--- START ---

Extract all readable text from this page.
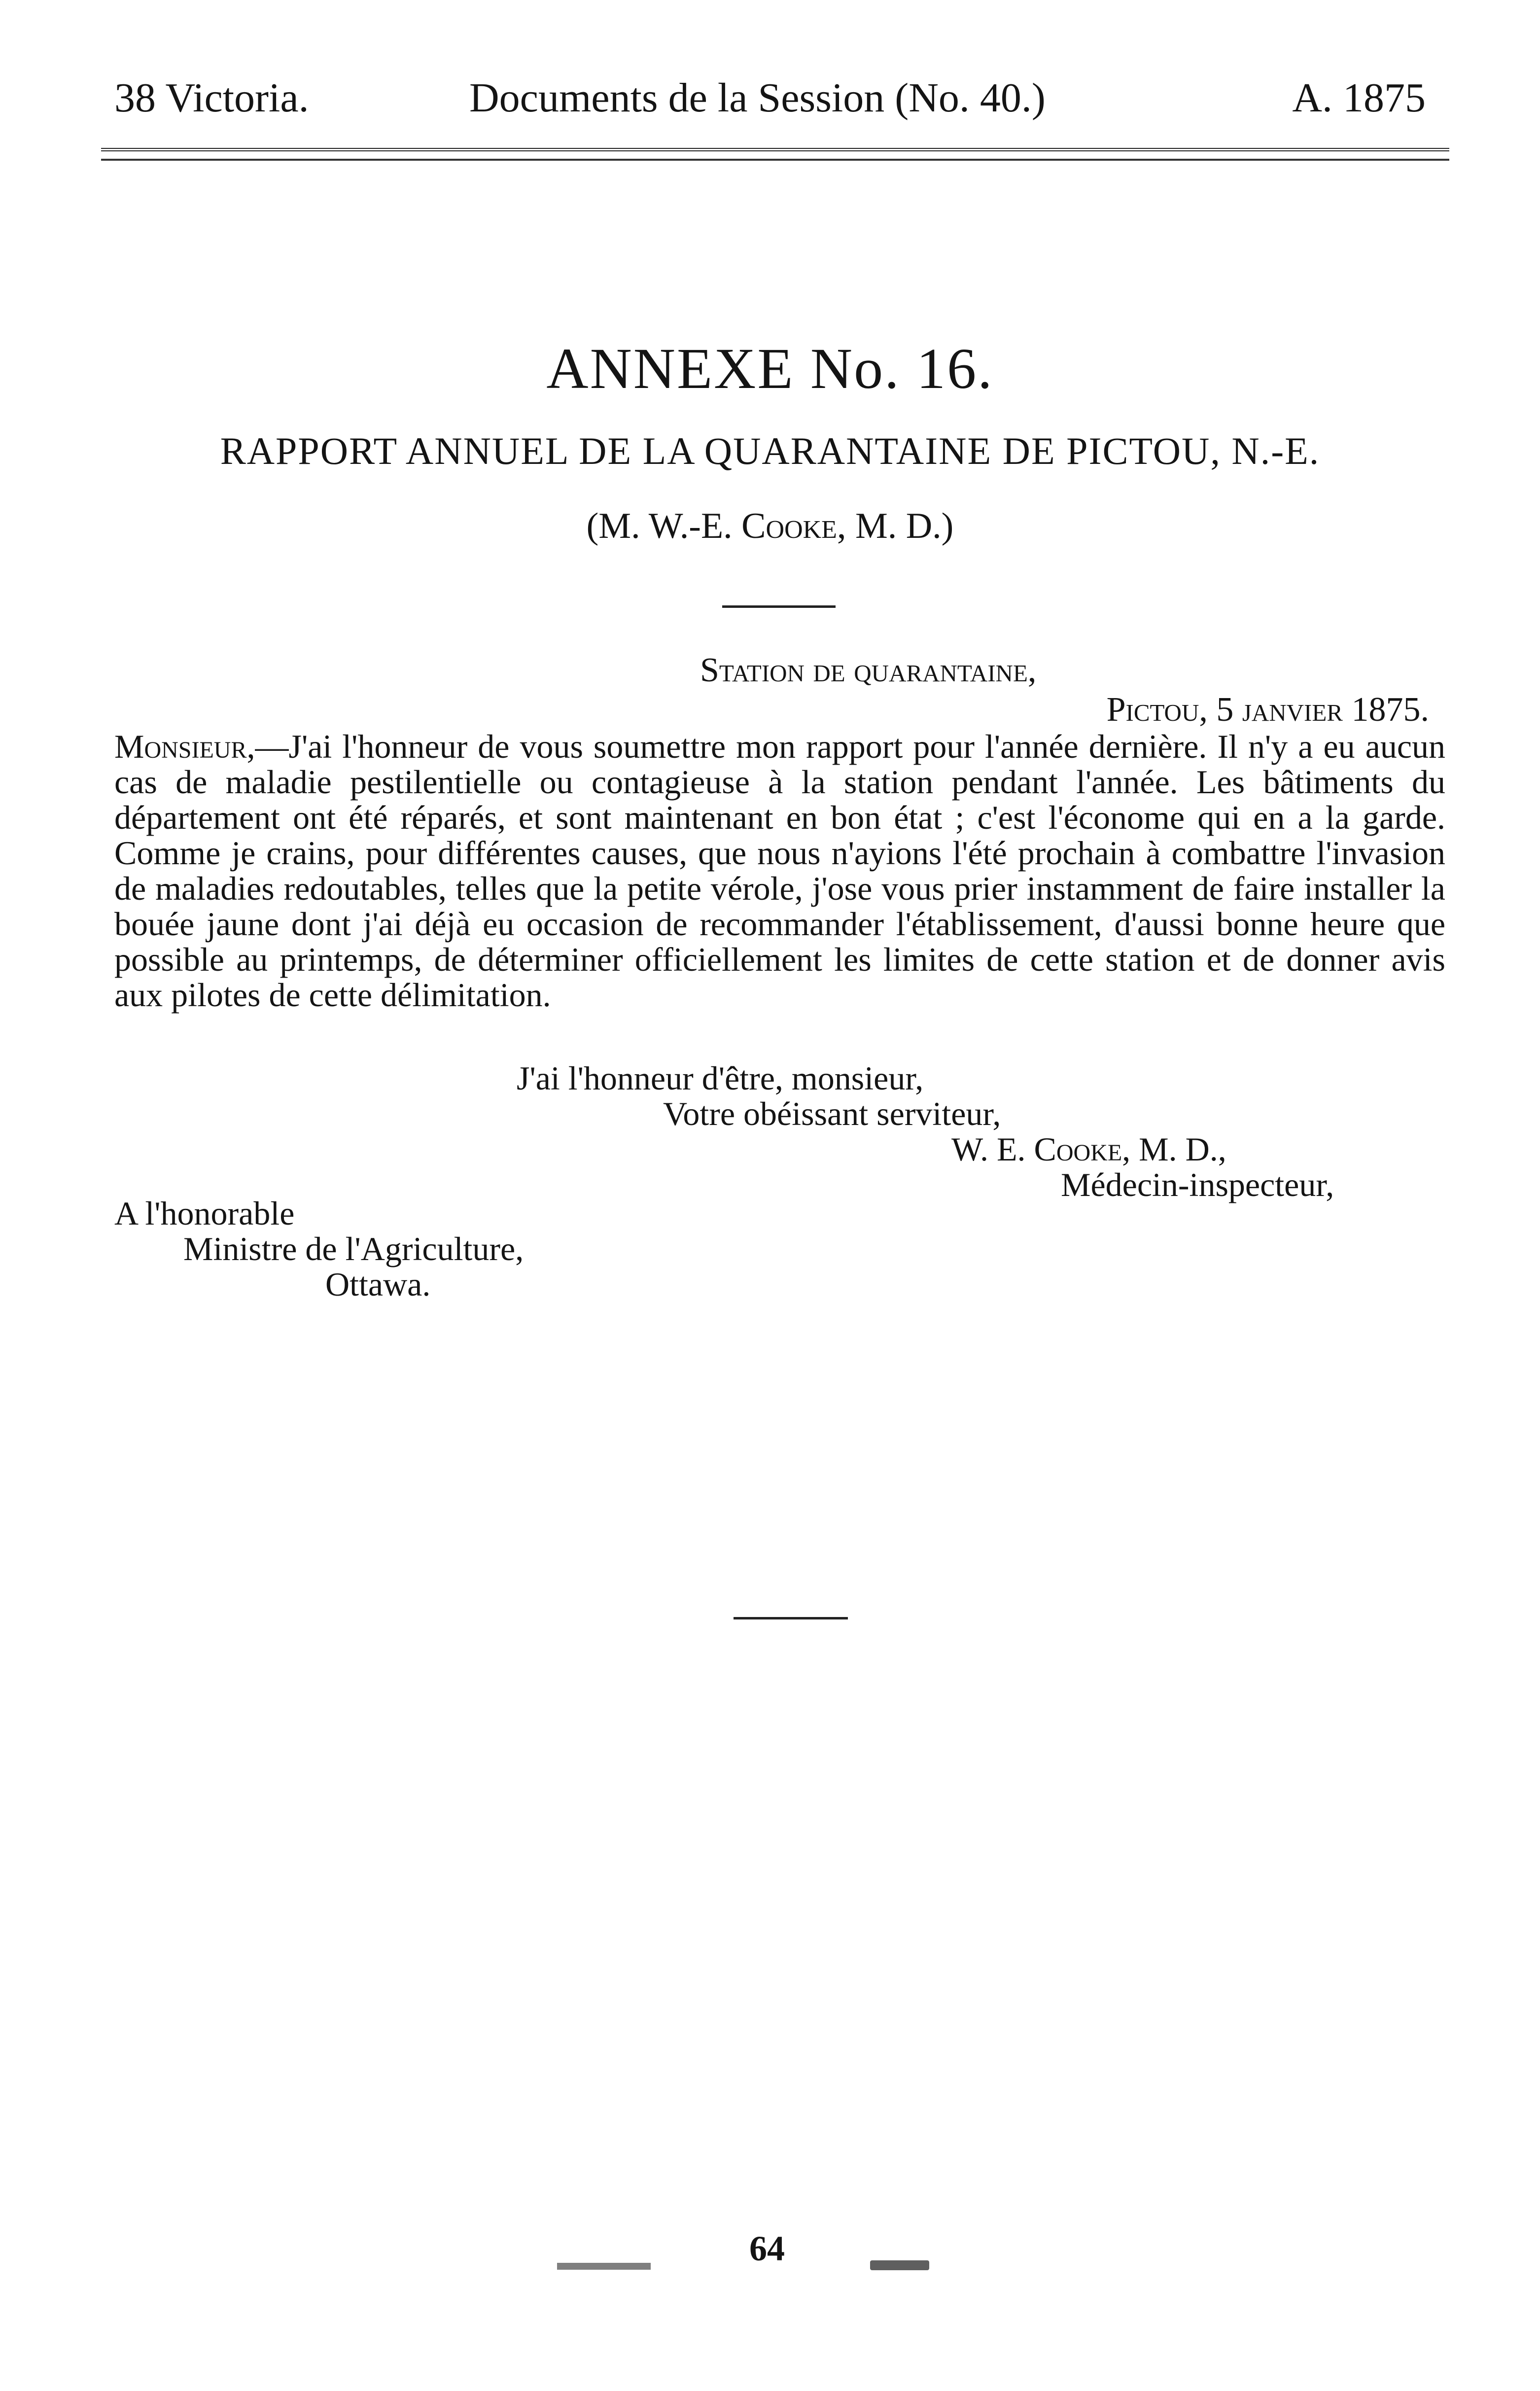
38 Victoria.	Documents de la Session (No. 40.)	A. 1875
ANNEXE No. 16.
RAPPORT ANNUEL DE LA QUARANTAINE DE PICTOU, N.-E.
(M. W.-E. Cooke, M. D.)
Station de quarantaine,
Pictou, 5 janvier 1875.

Monsieur,—J'ai l'honneur de vous soumettre mon rapport pour l'année dernière. Il n'y a eu aucun cas de maladie pestilentielle ou contagieuse à la station pendant l'année. Les bâtiments du département ont été réparés, et sont maintenant en bon état ; c'est l'économe qui en a la garde. Comme je crains, pour différentes causes, que nous n'ayions l'été prochain à combattre l'invasion de maladies redoutables, telles que la petite vérole, j'ose vous prier instamment de faire installer la bouée jaune dont j'ai déjà eu occasion de recommander l'établissement, d'aussi bonne heure que possible au printemps, de déterminer officiellement les limites de cette station et de donner avis aux pilotes de cette délimitation.

J'ai l'honneur d'être, monsieur,
Votre obéissant serviteur,
W. E. Cooke, M. D.,
Médecin-inspecteur,
A l'honorable
Ministre de l'Agriculture,
Ottawa.
64
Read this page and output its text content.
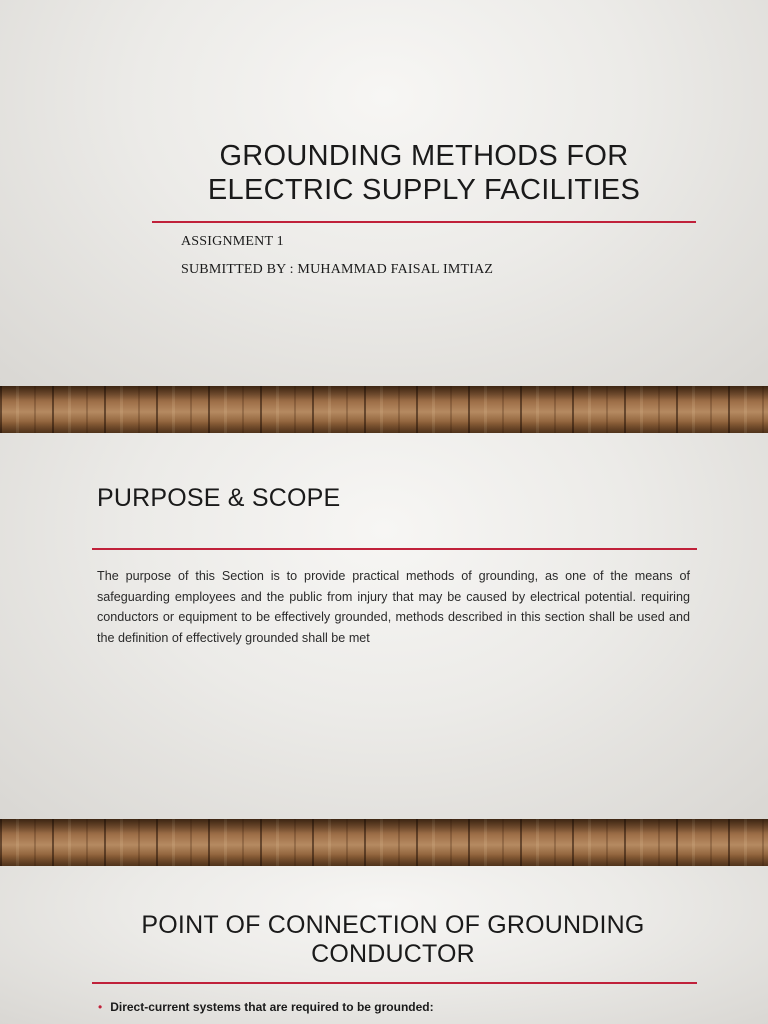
GROUNDING METHODS FOR
ELECTRIC SUPPLY FACILITIES

ASSIGNMENT 1

SUBMITTED BY : MUHAMMAD FAISAL IMTIAZ

PURPOSE & SCOPE

The purpose of this Section is to provide practical methods of grounding, as one of the means of safeguarding employees and the public from injury that may be caused by electrical potential. requiring conductors or equipment to be effectively grounded, methods described in this section shall be used and the definition of effectively grounded shall be met

POINT OF CONNECTION OF GROUNDING
CONDUCTOR

• Direct-current systems that are required to be grounded:
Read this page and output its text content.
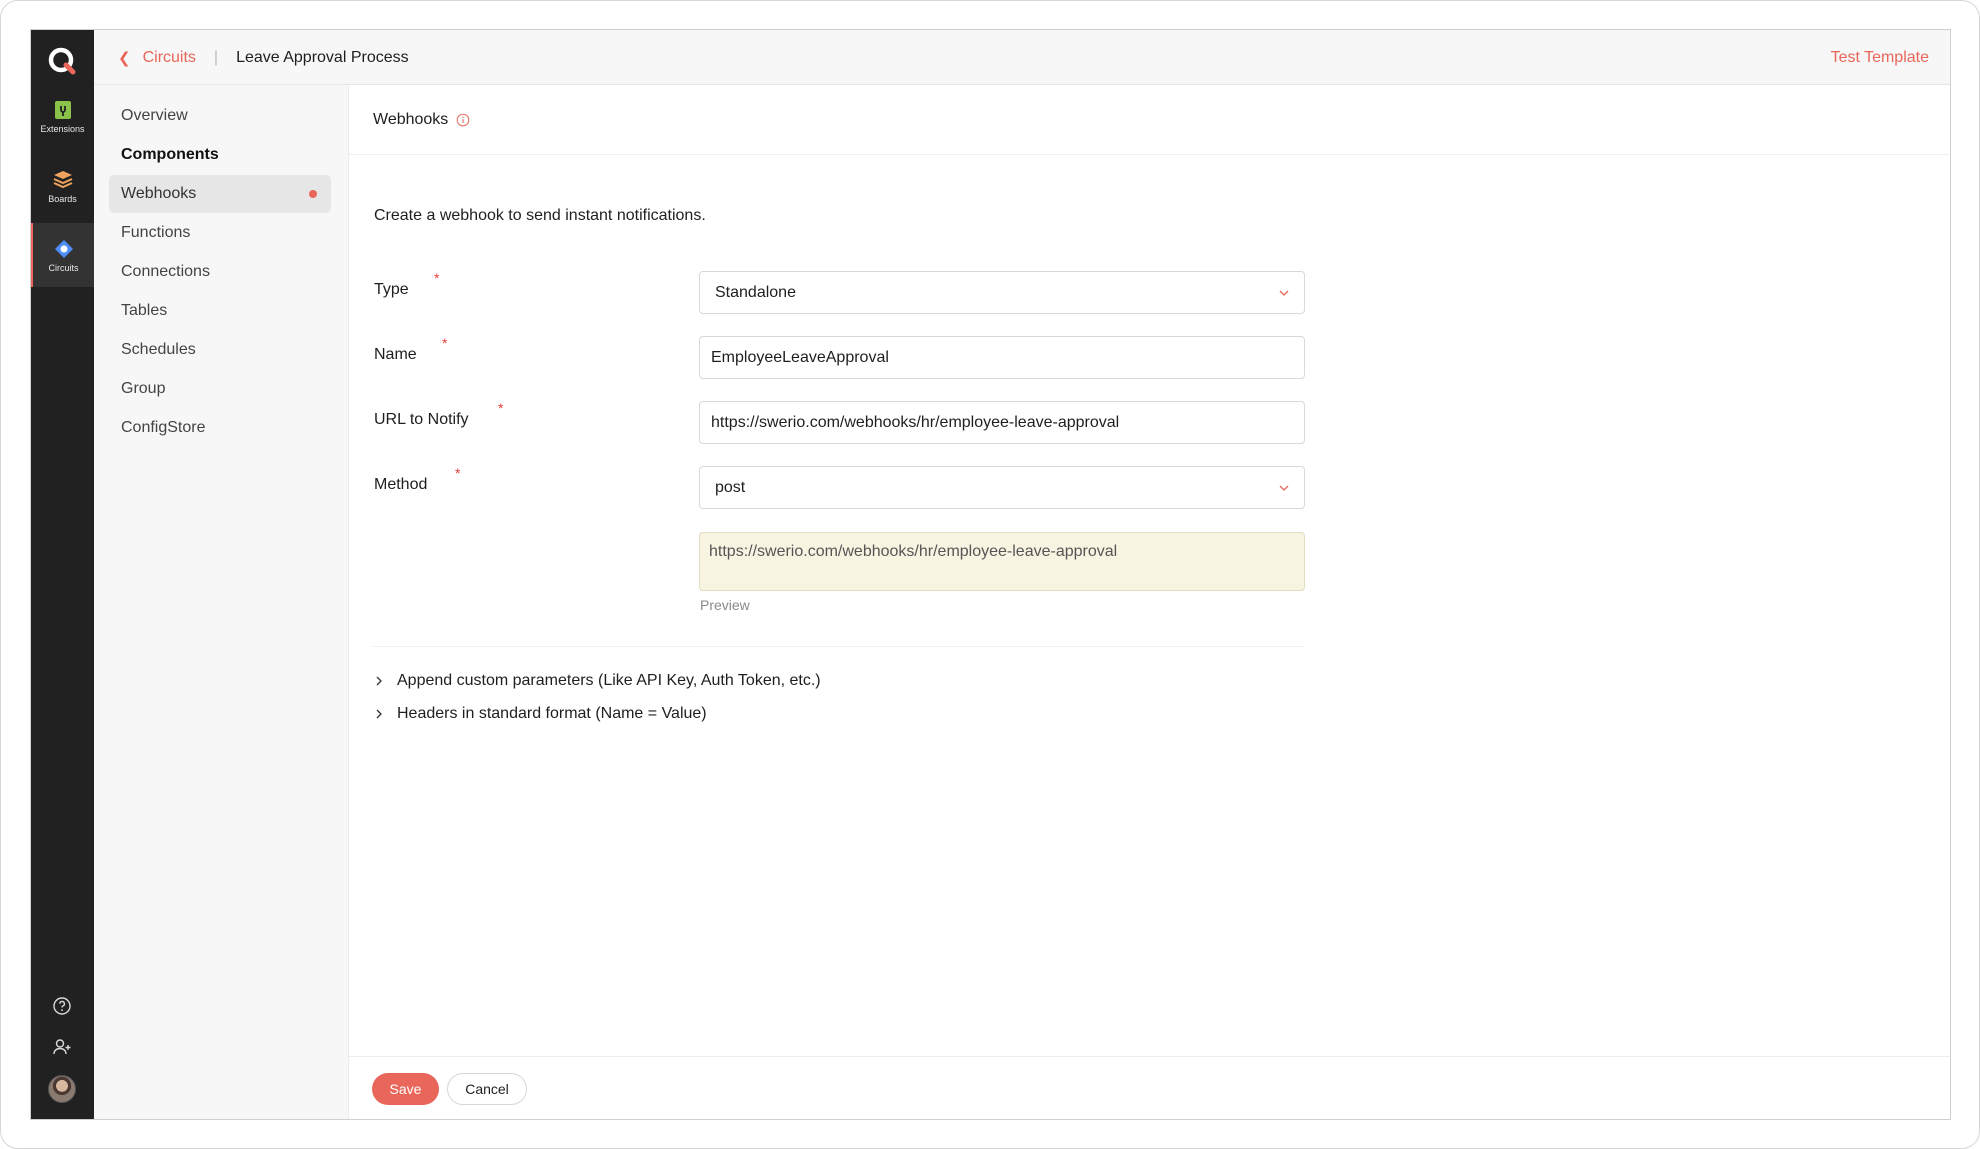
Extensions
Boards
Circuits
❮ Circuits | Leave Approval Process	Test Template
Overview
Components
Webhooks
Functions
Connections
Tables
Schedules
Group
ConfigStore
Webhooks
Create a webhook to send instant notifications.
Type
*
Standalone
Name
*
EmployeeLeaveApproval
URL to Notify
*
https://swerio.com/webhooks/hr/employee-leave-approval
Method
*
post
https://swerio.com/webhooks/hr/employee-leave-approval
Preview
Append custom parameters (Like API Key, Auth Token, etc.)
Headers in standard format (Name = Value)
Save	Cancel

--- END ---

STATED PROBLEM » Identify every line holding the word "that" and copy it out.

SOLUTION TO THIS TASK »
The purpose of this Section is to provide practical methods of grounding, as one of the means of safeguarding employees and the public from injury that may be caused by electrical potential. requiring conductors or equipment to be effectively grounded, methods described in this section shall be used and the definition of effectively grounded shall be met
• Direct-current systems that are required to be grounded:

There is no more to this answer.